++++ EXTRACT TO READ ++++
Shourie has been described by Christophe Jaffrelot, a political scientist, as "a writer sympathetic to militant Hindu themes"[23] and has publicly voiced support for the aims of the Rashtriya Swayamsevak Sangh (RSS), a nationalist Hindutva organisation. This has caused unease among some of those who admire his journalism.[24] He has said that, although he sees danger from perceived Muslim violence such as the Godhra train burning incident of 2002, people have tended to redefine the "Hindutva" term. He says that prominent members of the Bharatiya Janata Party (BJP), of which he is a member and which has ties to the RSS — specifically, L. K. Advani and Atal Bihari Vajpayee — have shown their opposition to sectarian hatred and in their attempts to make the BJP inclusive have tried to marginalise those on both the Muslim and Hindu extremes who promote such hatred.[25] As a political scientist, he views that present electoral system does not concern competency and integrity. He emphasised his views in a cultural conference called Tomorrow's India Global Summit and added that the pressure to bring about change in the present electoral system should come from the society.[26]

Shourie has opposed reservation, a system of official legal discrimination in India similar to "affirmative action" in the United States. In 2017, he said "Panditji (Jawaharlal Nehru) had rightly said that in that way (reservation) lies not only folly but disaster."[27]

Writer

[edit]

Arun Shourie has written numerous books. According to one review, the traits of his writings are:

recognisably the creation of a smart, determined, muckraking journalist, They are polemical, ad hominem, often extremely shrill in tone. ... But despite their style, the books are obviously the work of a brilliant man, with a wide if idiosyncratic learning, a passion for the freedoms of speech and press, and a desire to get beneath current events to address underlying issues.[24]

Criticism

[edit]

With the exception of Mahatma Gandhi, he has little time for any religious thinker and, says Nussbaum, his books "nowhere ... seek to provide balance; nowhere is there a sense of complexity. All have the same mocking, superior tone."[28]

Historian D.N. Jha criticized Shourie's book Eminent Historians, which concerned the NCERT textbook controversies, on the grounds that it contains "slander" and "has nothing to do with history."[29][30][31]

IIT Kanpur

[edit]

In 2000, Shourie pledged the entire amount (Rs. 12 crore) of discretionary spending available to him under Members of Parliament Local Area Development Scheme (MPLADS) to setting up of Bio-Sciences & Bio-engineering Department at the Indian Institute of Technology Kanpur.[32] In 2005, he again pledged Rs. 11 crore for developing a separate building for Environmental Sciences and Environmental Engineering at the institute.[33]

Books

[edit]

Author

  • Symptoms of fascism, New Delhi : Vikas, 1978, 322 p.
++++
• _WORK TO BE COMPLETED_: Please translate this sentence from the Arun Shourie text into Spanish: "In 2005, he again pledged Rs. 11 crore for developing a separate building for Environmental Sciences and Environmental Engineering at the institute."
++++ GIVEN DATA ++++
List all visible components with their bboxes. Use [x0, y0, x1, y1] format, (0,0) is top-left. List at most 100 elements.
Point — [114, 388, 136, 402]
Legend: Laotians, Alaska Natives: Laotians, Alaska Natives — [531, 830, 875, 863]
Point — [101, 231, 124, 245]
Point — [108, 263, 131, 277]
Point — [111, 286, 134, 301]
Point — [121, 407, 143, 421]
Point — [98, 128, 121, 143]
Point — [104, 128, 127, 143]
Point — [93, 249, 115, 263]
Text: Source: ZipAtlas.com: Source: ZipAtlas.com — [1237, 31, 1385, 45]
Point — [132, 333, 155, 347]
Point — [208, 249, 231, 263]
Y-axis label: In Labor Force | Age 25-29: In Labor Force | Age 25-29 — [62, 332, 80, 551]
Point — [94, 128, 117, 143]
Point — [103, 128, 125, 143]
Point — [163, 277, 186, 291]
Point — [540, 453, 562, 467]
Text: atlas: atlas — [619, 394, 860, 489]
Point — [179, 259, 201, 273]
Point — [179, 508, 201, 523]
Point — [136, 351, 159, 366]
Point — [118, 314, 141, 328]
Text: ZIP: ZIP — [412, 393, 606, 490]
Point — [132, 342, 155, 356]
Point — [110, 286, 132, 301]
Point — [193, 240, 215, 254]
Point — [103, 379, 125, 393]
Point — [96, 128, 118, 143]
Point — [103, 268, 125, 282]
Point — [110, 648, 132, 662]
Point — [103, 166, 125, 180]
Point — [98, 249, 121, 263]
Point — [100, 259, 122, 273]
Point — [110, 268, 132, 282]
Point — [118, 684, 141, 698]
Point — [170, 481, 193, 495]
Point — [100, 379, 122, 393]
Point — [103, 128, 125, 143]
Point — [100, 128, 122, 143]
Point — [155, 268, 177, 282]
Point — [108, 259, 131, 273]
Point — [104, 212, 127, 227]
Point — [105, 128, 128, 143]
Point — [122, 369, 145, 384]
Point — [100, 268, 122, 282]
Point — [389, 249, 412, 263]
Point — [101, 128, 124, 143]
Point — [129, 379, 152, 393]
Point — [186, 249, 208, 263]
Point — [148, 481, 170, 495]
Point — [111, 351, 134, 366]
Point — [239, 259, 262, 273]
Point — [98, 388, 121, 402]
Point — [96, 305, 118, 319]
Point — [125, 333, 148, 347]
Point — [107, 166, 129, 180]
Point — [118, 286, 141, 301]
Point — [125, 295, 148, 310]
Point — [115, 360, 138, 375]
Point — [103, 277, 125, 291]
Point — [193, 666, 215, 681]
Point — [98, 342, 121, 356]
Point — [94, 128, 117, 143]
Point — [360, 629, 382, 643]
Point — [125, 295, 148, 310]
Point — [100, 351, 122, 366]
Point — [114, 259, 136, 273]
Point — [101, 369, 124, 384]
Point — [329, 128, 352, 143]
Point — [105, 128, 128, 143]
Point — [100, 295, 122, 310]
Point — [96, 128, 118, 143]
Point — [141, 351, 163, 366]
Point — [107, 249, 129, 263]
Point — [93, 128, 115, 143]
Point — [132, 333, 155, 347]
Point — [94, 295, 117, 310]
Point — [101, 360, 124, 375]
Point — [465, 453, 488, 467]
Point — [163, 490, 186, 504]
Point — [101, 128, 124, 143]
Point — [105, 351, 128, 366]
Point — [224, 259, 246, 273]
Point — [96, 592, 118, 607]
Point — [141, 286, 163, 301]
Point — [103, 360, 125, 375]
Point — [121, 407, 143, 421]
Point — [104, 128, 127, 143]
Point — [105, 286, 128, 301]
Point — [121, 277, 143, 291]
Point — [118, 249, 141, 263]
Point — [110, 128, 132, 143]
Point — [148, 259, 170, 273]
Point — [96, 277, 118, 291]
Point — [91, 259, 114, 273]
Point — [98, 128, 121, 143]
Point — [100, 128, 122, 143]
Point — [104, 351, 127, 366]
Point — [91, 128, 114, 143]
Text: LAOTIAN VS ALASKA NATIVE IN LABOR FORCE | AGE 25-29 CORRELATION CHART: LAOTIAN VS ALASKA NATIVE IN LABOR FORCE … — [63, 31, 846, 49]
++++
• _SOLUTION FOR THIS TASK_: En 2005, volvió a comprometer 11 crore de rupias para construir un edificio independiente para Ciencias Ambientales e Ingeniería Ambiental en el instituto.